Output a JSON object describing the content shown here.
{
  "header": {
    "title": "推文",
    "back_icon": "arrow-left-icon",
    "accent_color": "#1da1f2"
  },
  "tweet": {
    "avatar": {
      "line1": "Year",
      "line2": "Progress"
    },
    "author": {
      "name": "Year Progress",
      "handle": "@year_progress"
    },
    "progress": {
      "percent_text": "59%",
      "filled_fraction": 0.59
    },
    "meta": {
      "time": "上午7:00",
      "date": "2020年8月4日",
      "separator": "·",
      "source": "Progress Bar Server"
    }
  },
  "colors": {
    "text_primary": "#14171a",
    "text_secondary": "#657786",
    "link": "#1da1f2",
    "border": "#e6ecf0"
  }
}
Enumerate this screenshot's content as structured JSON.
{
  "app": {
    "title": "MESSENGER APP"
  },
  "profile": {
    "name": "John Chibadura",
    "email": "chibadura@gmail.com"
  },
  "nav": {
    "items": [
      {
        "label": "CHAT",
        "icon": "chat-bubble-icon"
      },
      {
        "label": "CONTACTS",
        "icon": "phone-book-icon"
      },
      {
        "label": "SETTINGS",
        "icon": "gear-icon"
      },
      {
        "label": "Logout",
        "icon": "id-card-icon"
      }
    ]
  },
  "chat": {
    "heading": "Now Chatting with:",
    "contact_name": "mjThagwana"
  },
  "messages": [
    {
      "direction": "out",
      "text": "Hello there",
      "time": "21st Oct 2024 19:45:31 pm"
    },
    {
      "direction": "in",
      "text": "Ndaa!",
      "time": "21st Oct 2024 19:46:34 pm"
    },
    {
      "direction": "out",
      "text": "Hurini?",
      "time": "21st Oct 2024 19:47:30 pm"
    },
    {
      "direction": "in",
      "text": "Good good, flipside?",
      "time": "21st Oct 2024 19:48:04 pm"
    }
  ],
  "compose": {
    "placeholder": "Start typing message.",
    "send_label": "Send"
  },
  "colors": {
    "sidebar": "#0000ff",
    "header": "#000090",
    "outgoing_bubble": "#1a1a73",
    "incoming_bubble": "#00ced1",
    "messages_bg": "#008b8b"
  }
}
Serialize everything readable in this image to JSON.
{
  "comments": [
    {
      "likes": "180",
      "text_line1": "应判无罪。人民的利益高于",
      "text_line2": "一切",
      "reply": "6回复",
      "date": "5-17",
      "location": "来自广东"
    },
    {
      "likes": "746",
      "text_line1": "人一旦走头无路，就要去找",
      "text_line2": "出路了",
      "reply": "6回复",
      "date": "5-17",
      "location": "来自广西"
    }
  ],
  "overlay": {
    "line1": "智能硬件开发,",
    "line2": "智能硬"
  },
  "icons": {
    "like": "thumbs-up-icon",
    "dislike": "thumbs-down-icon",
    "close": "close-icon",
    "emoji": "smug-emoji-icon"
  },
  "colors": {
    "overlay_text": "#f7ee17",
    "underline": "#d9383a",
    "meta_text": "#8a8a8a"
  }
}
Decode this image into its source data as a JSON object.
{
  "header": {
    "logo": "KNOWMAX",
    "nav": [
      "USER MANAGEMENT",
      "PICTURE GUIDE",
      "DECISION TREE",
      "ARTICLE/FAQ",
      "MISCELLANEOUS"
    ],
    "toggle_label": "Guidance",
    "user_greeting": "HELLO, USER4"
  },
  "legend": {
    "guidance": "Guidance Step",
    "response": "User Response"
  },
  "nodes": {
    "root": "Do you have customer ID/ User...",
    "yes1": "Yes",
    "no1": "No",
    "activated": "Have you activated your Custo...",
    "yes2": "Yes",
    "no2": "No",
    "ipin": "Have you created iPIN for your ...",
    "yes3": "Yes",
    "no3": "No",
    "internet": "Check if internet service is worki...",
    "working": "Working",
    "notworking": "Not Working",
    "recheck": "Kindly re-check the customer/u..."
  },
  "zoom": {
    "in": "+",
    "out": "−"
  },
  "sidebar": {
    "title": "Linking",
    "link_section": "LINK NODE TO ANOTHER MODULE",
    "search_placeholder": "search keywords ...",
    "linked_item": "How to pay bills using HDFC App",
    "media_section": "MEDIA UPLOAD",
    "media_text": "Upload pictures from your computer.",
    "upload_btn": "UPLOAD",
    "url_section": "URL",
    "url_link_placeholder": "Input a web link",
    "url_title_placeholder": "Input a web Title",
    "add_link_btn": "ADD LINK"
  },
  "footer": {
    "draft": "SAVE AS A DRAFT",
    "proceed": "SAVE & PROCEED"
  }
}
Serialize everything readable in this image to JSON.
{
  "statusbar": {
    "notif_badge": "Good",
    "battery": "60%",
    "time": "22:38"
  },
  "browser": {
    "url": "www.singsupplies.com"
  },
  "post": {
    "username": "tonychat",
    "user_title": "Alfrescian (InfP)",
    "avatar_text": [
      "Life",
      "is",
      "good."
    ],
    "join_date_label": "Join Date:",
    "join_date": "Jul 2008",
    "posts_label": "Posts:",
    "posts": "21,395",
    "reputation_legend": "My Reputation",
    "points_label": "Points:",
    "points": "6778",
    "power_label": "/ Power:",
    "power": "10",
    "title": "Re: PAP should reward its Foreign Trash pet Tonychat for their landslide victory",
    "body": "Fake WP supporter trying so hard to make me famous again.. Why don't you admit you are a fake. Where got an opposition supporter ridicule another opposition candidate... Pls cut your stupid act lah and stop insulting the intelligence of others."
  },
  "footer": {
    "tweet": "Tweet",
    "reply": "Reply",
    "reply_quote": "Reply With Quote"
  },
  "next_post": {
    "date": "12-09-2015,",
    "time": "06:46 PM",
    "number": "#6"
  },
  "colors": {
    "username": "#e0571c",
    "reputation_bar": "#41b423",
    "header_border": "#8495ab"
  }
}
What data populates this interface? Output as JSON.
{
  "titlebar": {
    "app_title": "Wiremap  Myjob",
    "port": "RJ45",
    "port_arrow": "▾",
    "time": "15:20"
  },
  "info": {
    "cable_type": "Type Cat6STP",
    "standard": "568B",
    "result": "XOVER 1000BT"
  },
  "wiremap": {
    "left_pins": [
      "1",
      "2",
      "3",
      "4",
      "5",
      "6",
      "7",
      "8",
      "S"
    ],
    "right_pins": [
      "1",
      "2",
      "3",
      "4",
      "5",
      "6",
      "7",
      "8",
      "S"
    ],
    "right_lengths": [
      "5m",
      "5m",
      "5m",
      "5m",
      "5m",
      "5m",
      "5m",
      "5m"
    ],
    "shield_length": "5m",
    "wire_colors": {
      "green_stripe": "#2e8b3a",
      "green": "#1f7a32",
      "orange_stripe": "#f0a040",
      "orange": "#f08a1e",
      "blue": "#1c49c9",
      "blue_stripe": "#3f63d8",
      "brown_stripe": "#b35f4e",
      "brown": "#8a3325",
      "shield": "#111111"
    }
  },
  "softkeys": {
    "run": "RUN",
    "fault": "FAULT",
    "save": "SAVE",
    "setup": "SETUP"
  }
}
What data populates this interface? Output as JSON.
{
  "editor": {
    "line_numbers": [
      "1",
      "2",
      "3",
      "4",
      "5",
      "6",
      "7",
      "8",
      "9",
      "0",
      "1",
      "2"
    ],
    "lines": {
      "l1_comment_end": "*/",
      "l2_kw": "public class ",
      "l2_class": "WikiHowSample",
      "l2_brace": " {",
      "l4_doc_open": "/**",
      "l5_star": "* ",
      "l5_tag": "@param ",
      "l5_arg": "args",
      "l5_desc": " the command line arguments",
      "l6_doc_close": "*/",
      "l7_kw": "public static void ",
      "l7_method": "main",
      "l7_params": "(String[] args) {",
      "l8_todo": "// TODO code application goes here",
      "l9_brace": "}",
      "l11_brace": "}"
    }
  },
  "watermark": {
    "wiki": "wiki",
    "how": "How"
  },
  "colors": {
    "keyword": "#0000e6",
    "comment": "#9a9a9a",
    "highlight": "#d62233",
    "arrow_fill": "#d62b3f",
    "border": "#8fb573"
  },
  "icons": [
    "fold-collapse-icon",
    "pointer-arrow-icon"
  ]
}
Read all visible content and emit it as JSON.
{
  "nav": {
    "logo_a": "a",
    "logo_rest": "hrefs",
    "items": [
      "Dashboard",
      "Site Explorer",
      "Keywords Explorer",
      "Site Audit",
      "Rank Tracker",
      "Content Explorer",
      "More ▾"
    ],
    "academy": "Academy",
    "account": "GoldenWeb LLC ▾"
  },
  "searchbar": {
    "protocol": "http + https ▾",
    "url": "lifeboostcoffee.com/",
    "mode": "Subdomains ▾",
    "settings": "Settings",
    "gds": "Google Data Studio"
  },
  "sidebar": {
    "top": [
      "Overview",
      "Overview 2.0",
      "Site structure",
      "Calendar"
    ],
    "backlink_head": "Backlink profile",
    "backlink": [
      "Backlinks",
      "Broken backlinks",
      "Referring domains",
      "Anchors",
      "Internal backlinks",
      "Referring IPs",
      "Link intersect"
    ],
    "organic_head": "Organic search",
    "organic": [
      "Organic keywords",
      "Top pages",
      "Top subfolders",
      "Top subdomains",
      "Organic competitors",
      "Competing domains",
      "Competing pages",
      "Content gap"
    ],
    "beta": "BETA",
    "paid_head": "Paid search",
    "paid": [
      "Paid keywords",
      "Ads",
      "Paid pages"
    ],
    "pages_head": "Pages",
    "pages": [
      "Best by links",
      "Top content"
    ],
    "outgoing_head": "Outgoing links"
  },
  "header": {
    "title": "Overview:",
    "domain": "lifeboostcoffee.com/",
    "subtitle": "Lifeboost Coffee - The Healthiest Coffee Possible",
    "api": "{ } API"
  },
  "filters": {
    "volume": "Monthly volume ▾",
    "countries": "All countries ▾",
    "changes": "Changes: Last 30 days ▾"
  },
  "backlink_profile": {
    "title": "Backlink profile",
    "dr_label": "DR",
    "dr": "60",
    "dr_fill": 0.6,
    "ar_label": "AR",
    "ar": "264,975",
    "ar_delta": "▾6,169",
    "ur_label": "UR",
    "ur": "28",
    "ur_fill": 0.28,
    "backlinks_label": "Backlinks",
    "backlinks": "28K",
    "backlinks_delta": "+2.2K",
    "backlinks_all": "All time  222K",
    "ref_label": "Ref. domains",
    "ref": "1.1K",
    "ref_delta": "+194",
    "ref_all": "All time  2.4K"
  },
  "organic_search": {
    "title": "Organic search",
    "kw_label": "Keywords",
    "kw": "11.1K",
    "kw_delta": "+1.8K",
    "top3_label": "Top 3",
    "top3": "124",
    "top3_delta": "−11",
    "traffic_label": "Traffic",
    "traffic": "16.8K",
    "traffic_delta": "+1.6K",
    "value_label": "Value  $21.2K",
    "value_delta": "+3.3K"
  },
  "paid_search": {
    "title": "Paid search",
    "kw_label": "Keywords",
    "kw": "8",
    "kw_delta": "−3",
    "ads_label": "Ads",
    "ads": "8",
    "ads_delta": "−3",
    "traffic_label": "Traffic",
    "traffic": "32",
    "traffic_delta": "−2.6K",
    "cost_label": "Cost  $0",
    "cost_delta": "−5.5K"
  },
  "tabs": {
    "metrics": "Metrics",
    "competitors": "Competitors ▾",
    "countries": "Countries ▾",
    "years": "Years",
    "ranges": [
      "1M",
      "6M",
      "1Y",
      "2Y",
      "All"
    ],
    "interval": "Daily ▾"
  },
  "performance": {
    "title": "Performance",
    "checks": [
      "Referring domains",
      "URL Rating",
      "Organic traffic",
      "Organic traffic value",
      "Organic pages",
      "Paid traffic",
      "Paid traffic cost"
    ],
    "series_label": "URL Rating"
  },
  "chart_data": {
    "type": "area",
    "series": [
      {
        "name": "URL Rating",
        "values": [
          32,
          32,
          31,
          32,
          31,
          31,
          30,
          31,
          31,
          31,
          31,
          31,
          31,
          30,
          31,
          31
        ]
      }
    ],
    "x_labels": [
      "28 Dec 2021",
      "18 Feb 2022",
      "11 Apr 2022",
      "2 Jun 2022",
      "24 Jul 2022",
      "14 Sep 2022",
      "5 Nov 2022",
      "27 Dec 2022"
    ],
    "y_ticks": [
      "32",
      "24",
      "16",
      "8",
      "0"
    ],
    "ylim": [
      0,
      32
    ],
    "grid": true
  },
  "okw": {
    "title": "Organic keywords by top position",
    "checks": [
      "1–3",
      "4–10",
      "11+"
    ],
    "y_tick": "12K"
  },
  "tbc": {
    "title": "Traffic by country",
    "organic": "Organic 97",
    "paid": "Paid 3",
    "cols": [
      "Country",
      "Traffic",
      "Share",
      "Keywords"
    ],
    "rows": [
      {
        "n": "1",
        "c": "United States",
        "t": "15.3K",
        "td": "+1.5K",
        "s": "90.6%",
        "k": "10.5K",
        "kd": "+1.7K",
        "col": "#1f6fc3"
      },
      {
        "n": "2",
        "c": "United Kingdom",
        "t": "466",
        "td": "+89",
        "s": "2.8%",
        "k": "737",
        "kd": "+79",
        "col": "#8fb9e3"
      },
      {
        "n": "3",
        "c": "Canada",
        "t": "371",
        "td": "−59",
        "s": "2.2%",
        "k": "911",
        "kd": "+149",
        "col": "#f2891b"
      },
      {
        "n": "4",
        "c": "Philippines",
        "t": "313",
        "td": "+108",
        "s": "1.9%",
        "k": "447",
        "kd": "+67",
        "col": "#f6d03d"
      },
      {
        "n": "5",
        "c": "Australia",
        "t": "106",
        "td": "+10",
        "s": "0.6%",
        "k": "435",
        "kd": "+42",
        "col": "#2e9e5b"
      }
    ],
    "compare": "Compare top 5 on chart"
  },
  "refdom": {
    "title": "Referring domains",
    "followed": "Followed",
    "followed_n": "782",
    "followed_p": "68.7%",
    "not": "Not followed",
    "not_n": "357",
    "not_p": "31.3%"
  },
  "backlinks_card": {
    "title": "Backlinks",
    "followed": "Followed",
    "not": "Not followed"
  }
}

● **TASK**:
Going through the entries above line by line, work out how many lines include the word "competitors". Only the number is required.

● **RESPONSE TO THE TASK**:
2